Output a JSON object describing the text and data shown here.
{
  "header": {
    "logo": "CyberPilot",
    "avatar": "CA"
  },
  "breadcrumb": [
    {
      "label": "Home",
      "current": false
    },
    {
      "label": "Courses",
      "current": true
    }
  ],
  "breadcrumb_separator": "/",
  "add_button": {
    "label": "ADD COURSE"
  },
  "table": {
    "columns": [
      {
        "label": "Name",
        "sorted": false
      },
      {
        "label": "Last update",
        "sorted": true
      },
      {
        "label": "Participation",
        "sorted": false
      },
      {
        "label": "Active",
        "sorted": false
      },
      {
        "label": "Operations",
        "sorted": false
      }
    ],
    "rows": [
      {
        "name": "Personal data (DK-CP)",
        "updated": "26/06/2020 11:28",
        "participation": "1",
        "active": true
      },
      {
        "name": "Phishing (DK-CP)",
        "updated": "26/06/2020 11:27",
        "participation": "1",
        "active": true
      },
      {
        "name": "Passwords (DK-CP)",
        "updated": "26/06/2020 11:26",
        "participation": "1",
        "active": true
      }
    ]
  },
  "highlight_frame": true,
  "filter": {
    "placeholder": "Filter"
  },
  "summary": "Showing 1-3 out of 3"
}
+-------+
**Work to be completed**
From the data above, extract every line in its exact form.

**Exercise result**
Output a JSON object describing the text and data shown here.
{
  "header": {
    "logo": "CyberPilot",
    "avatar": "CA"
  },
  "breadcrumb": [
    {
      "label": "Home",
      "current": false
    },
    {
      "label": "Courses",
      "current": true
    }
  ],
  "breadcrumb_separator": "/",
  "add_button": {
    "label": "ADD COURSE"
  },
  "table": {
    "columns": [
      {
        "label": "Name",
        "sorted": false
      },
      {
        "label": "Last update",
        "sorted": true
      },
      {
        "label": "Participation",
        "sorted": false
      },
      {
        "label": "Active",
        "sorted": false
      },
      {
        "label": "Operations",
        "sorted": false
      }
    ],
    "rows": [
      {
        "name": "Personal data (DK-CP)",
        "updated": "26/06/2020 11:28",
        "participation": "1",
        "active": true
      },
      {
        "name": "Phishing (DK-CP)",
        "updated": "26/06/2020 11:27",
        "participation": "1",
        "active": true
      },
      {
        "name": "Passwords (DK-CP)",
        "updated": "26/06/2020 11:26",
        "participation": "1",
        "active": true
      }
    ]
  },
  "highlight_frame": true,
  "filter": {
    "placeholder": "Filter"
  },
  "summary": "Showing 1-3 out of 3"
}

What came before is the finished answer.